Write out the lines of the data again, starting with the line with "customer-label: C — [385, 569, 394, 584]" and going on through the line with "customer-point — [1035, 581, 1044, 590]". Replace "customer-point" with "customer-marker" and keep everything else the same.

Data items:
+ + + + +
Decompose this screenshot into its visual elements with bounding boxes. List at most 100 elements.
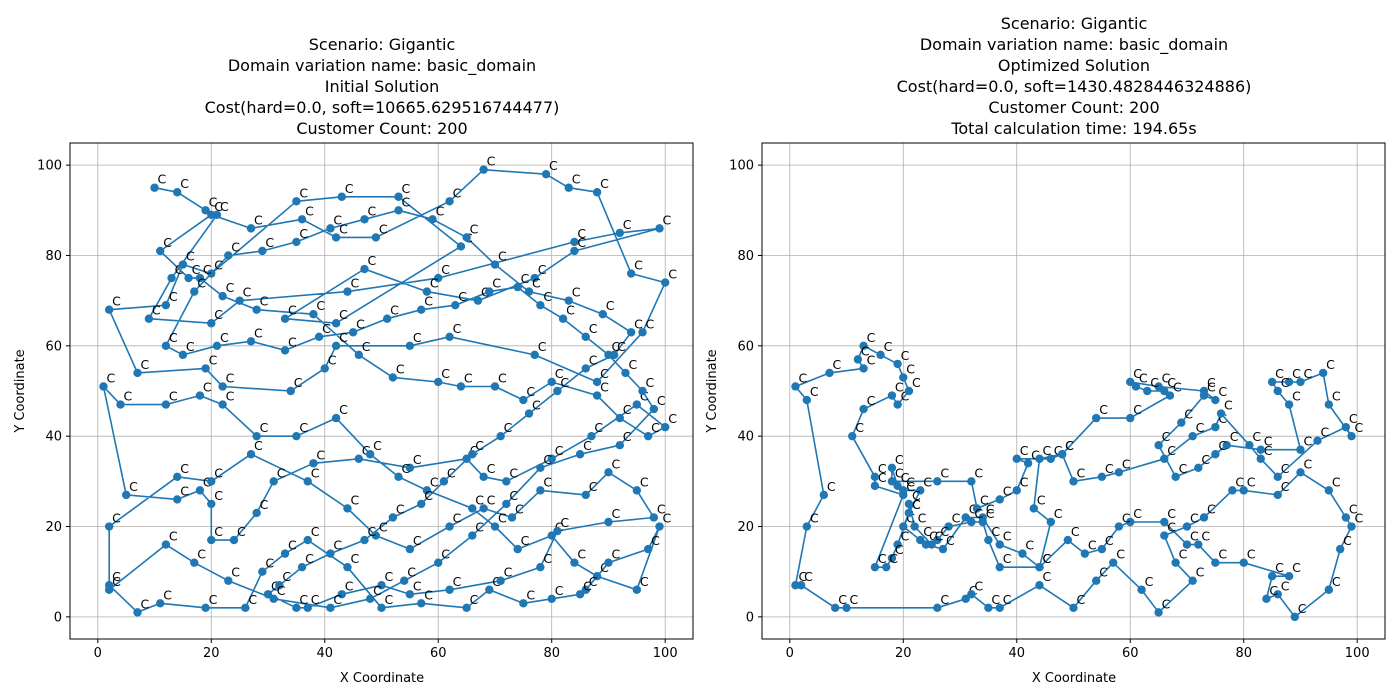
customer-label: C — [385, 569, 394, 584]
customer-label: C — [640, 389, 649, 404]
customer-point — [995, 495, 1004, 504]
customer-label: C — [1218, 384, 1227, 399]
customer-point — [1035, 581, 1044, 590]
chart-title-line: Total calculation time: 194.65s — [950, 119, 1196, 138]
customer-point — [422, 287, 432, 296]
customer-point — [1188, 431, 1197, 441]
customer-point — [360, 535, 369, 545]
customer-label: C — [277, 583, 286, 598]
customer-label: C — [441, 366, 450, 381]
customer-label: C — [441, 262, 450, 277]
customer-point — [445, 522, 454, 531]
customer-label: C — [1269, 583, 1278, 598]
customer-label: C — [379, 520, 388, 535]
chart-title-line: Domain variation name: basic_domain — [920, 35, 1228, 55]
customer-point — [904, 386, 914, 396]
customer-point — [360, 264, 369, 274]
customer-point — [224, 576, 233, 585]
customer-point — [445, 585, 454, 594]
customer-point — [252, 305, 261, 314]
customer-point — [1290, 612, 1299, 622]
customer-point — [1097, 544, 1107, 554]
customer-point — [1324, 486, 1334, 495]
customer-point — [615, 228, 625, 238]
customer-point — [207, 319, 216, 328]
customer-label: C — [311, 592, 320, 607]
y-tick-label: 0 — [54, 610, 62, 625]
customer-label: C — [1020, 443, 1029, 458]
customer-point — [1160, 386, 1169, 396]
customer-point — [439, 477, 449, 486]
customer-point — [558, 314, 568, 323]
customer-point — [575, 450, 585, 459]
customer-point — [870, 562, 880, 572]
customer-label: C — [509, 488, 518, 503]
customer-label: C — [470, 221, 479, 236]
customer-label: C — [895, 465, 904, 480]
customer-label: C — [827, 479, 836, 494]
customer-label: C — [1281, 461, 1290, 476]
customer-point — [967, 517, 976, 527]
customer-label: C — [1190, 529, 1199, 544]
customer-point — [490, 260, 500, 269]
customer-label: C — [623, 217, 632, 232]
customer-point — [842, 603, 851, 613]
customer-point — [899, 373, 908, 382]
customer-label: C — [878, 461, 887, 476]
customer-label: C — [339, 402, 348, 417]
customer-label: C — [447, 465, 456, 480]
customer-label: C — [1179, 547, 1188, 562]
customer-label: C — [940, 524, 949, 539]
chart-title-line: Customer Count: 200 — [296, 119, 467, 138]
customer-point — [292, 237, 301, 247]
customer-label: C — [350, 276, 359, 291]
customer-point — [195, 391, 205, 400]
customer-label: C — [1326, 357, 1335, 372]
customer-label: C — [316, 298, 325, 313]
customer-label: C — [333, 538, 342, 553]
customer-label: C — [169, 289, 178, 304]
customer-point — [507, 513, 517, 522]
customer-label: C — [214, 488, 223, 503]
customer-label: C — [299, 226, 308, 241]
customer-point — [201, 603, 210, 613]
y-tick-label: 60 — [45, 339, 62, 354]
customer-point — [893, 359, 902, 369]
grid-layer — [762, 143, 1385, 639]
customer-point — [1239, 558, 1248, 567]
customer-label: C — [623, 429, 632, 444]
customer-label: C — [339, 330, 348, 345]
customer-label: C — [1054, 506, 1063, 521]
customer-point — [1324, 400, 1334, 409]
customer-label: C — [1332, 574, 1341, 589]
customer-point — [496, 576, 505, 585]
customer-label: C — [1332, 389, 1341, 404]
customer-point — [258, 567, 267, 576]
x-tick-label: 20 — [203, 646, 220, 661]
customer-label: C — [175, 262, 184, 277]
customer-label: C — [1207, 375, 1216, 390]
customer-label: C — [532, 276, 541, 291]
customer-label: C — [1349, 411, 1358, 426]
customer-label: C — [424, 488, 433, 503]
customer-label: C — [549, 158, 558, 173]
route-line — [102, 168, 667, 614]
customer-point — [604, 517, 613, 527]
customer-label: C — [901, 348, 910, 363]
customer-label: C — [1201, 452, 1210, 467]
customer-point — [1273, 490, 1282, 500]
customer-label: C — [231, 565, 240, 580]
customer-point — [1126, 517, 1135, 527]
customer-label: C — [430, 474, 439, 489]
customer-point — [564, 183, 573, 192]
customer-label: C — [560, 375, 569, 390]
customer-point — [632, 585, 642, 594]
customer-point — [1131, 382, 1141, 391]
customer-label: C — [923, 524, 932, 539]
customer-label: C — [617, 339, 626, 354]
customer-label: C — [1031, 447, 1040, 462]
customer-label: C — [1207, 380, 1216, 395]
customer-point — [604, 558, 613, 567]
customer-label: C — [413, 533, 422, 548]
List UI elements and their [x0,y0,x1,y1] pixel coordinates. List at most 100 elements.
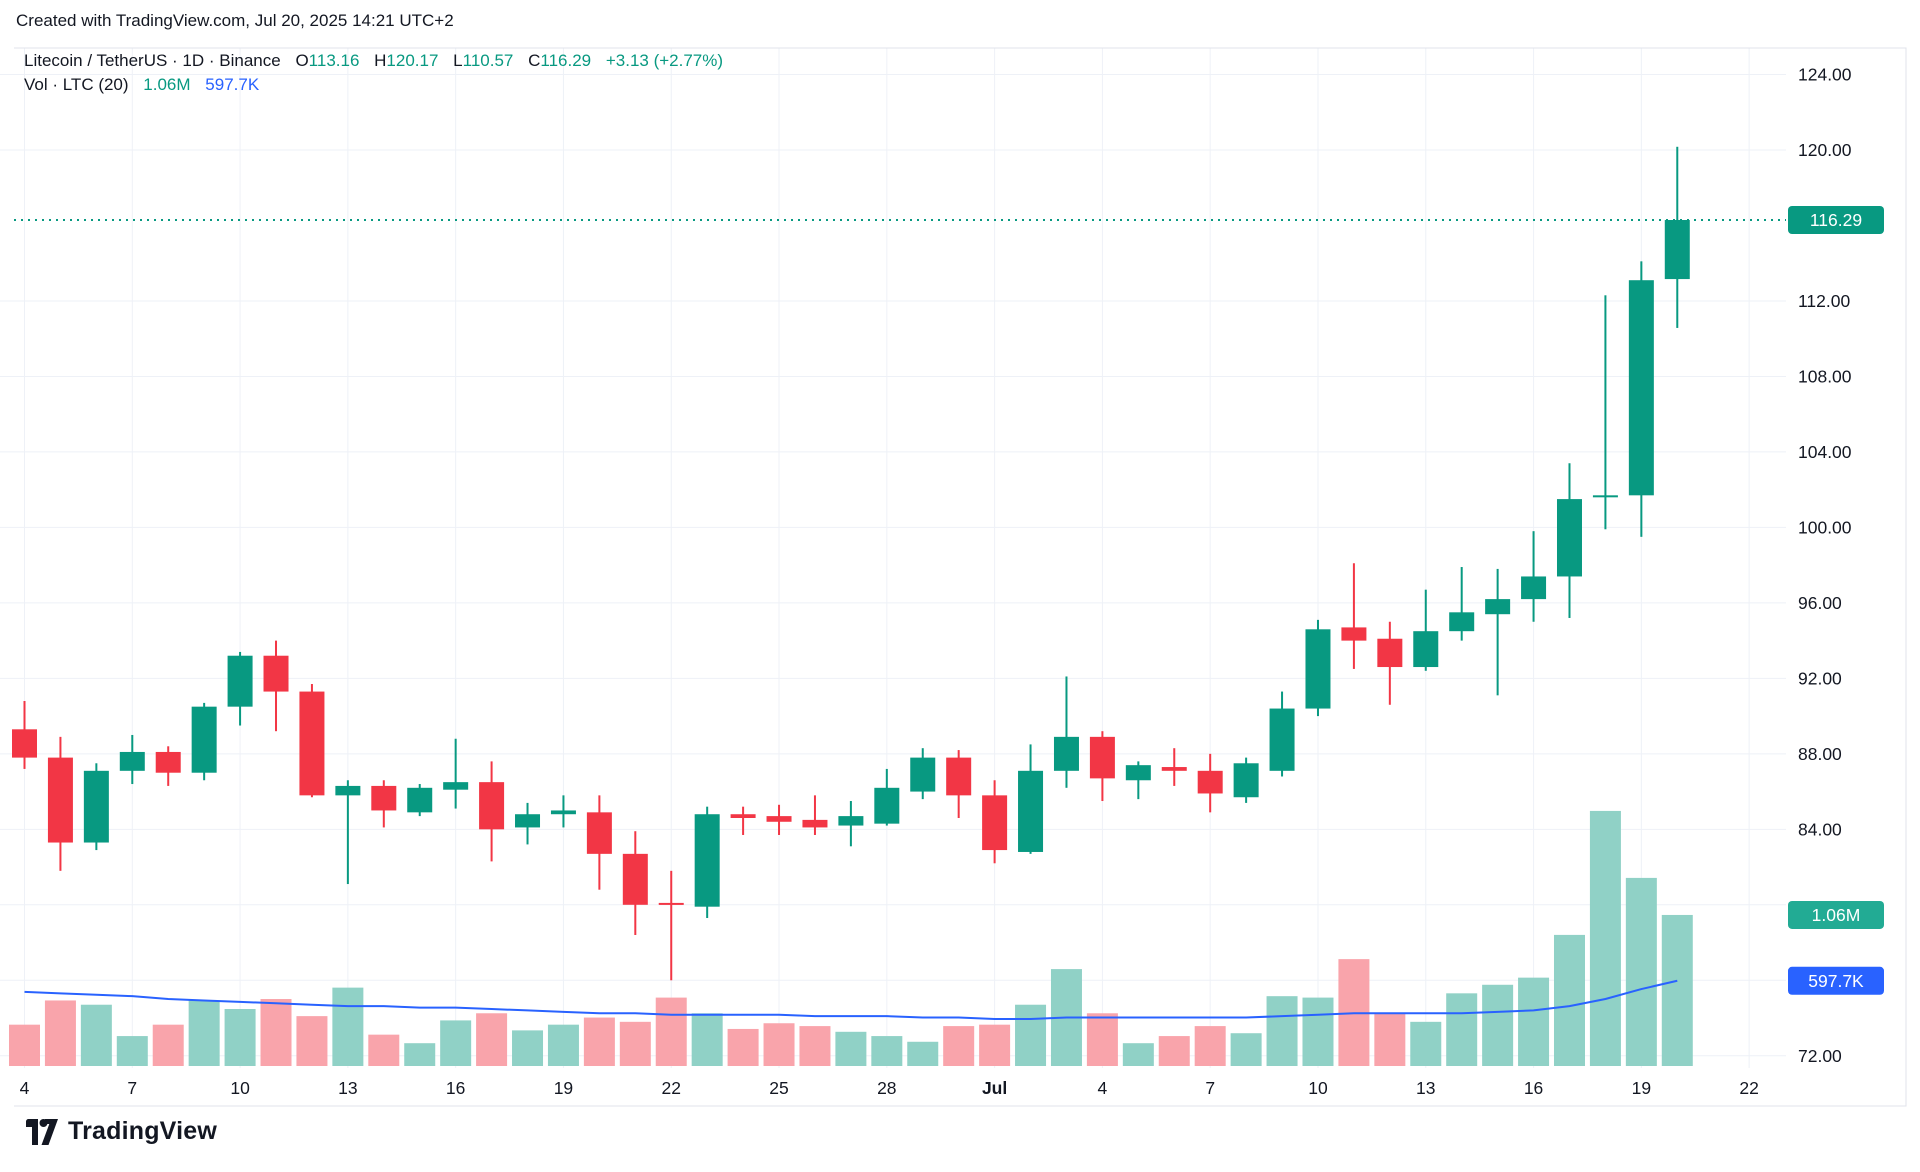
date-axis-label: 7 [1205,1078,1215,1098]
open-label: O [295,51,309,70]
price-axis-label: 120.00 [1798,140,1852,160]
volume-bar [1015,1004,1047,1066]
date-axis-label: Jul [982,1078,1007,1098]
candle-body [1449,612,1475,632]
high-value: 120.17 [386,51,439,70]
price-axis-label: 96.00 [1798,593,1842,613]
candle-body [658,902,684,905]
close-value: 116.29 [540,51,592,70]
volume-bar [1625,877,1657,1066]
candle-body [1018,770,1044,852]
volume-bar [1482,984,1514,1066]
date-axis-label: 16 [1524,1078,1543,1098]
volume-ma-line [24,979,1678,1020]
volume-study-title: Vol · LTC (20) [24,75,129,94]
chart-legend: Litecoin / TetherUS · 1D · Binance O113.… [24,49,723,97]
candle-body [1269,708,1295,771]
price-axis-label: 72.00 [1798,1046,1842,1066]
volume-bar [80,1004,112,1066]
candle-body [1305,629,1331,709]
change-value: +3.13 (+2.77%) [605,51,724,70]
volume-bar [1446,993,1478,1066]
date-axis-label: 4 [1098,1078,1108,1098]
candle-body [874,787,900,824]
price-axis-label: 104.00 [1798,442,1852,462]
candle-body [1628,280,1654,496]
close-label: C [528,51,541,70]
candle-body [1592,495,1618,498]
date-axis-label: 7 [127,1078,137,1098]
volume-bar [835,1031,867,1066]
price-axis-label: 112.00 [1798,291,1850,311]
candle-body [1341,627,1367,641]
volume-bar [1230,1033,1262,1066]
volume-bar [1194,1026,1226,1066]
date-axis-label: 16 [446,1078,465,1098]
candle-body [910,757,936,792]
last-price-badge [1788,206,1884,235]
date-axis-label: 13 [338,1078,357,1098]
candle-wick [813,795,816,835]
candle-body [227,655,253,707]
volume-bar [1661,914,1693,1066]
volume-value: 1.06M [143,75,191,94]
date-axis-label: 28 [877,1078,896,1098]
candle-body [1521,576,1547,600]
high-label: H [374,51,387,70]
volume-bar [1374,1013,1406,1066]
candle-body [1233,763,1259,798]
volume-bar [9,1024,40,1066]
volume-ma-value: 597.7K [205,75,260,94]
volume-bar [296,1016,328,1066]
candle-wick [1604,295,1607,530]
price-axis-label: 108.00 [1798,366,1852,386]
symbol-title: Litecoin / TetherUS · 1D · Binance [24,51,281,70]
volume-bar [943,1026,975,1066]
volume-bar [1302,997,1334,1066]
candle-body [299,691,325,796]
candle-body [586,812,612,854]
candle-body [982,795,1008,851]
volume-bar [1086,1013,1118,1066]
candle-body [1125,765,1151,781]
candle-body [263,655,289,692]
date-axis-label: 4 [20,1078,30,1098]
candle-body [155,751,181,773]
candle-body [1197,770,1223,794]
volume-bar [799,1026,831,1066]
date-axis-label: 25 [769,1078,788,1098]
candle-body [838,816,864,826]
tradingview-logo-text: TradingView [68,1117,218,1145]
candle-body [946,757,972,796]
price-axis-label: 100.00 [1798,517,1852,537]
tradingview-logo-icon [26,1118,58,1145]
tradingview-logo[interactable]: TradingView [25,1117,217,1146]
candle-body [694,814,720,907]
volume-bar [655,997,687,1066]
candle-wick [1065,676,1068,788]
candle-wick [1460,567,1463,641]
candle-body [1485,599,1511,615]
candle-body [479,782,505,830]
candle-wick [742,806,745,835]
price-axis-label: 124.00 [1798,65,1852,85]
candle-body [1664,220,1690,280]
candle-body [12,729,37,758]
volume-bar [116,1036,148,1066]
volume-bar [440,1020,472,1066]
date-axis-label: 19 [554,1078,573,1098]
volume-ma-badge-text: 597.7K [1808,971,1864,991]
candle-body [730,814,756,818]
candle-body [1556,499,1582,577]
volume-bar [583,1017,615,1066]
last-volume-badge-text: 1.06M [1812,905,1861,925]
candle-wick [670,870,673,981]
last-price-badge-text: 116.29 [1810,210,1862,230]
candle-body [766,816,792,822]
date-axis-label: 22 [1739,1078,1758,1098]
volume-bar [476,1013,508,1066]
candle-body [1053,736,1079,771]
price-axis-label: 92.00 [1798,668,1842,688]
low-label: L [453,51,463,70]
+ + + + +
Exercise response:
customer-label: C — [385, 569, 394, 584]
customer-label: C — [640, 389, 649, 404]
customer-marker — [995, 495, 1004, 504]
customer-label: C — [1218, 384, 1227, 399]
customer-marker — [1035, 581, 1044, 590]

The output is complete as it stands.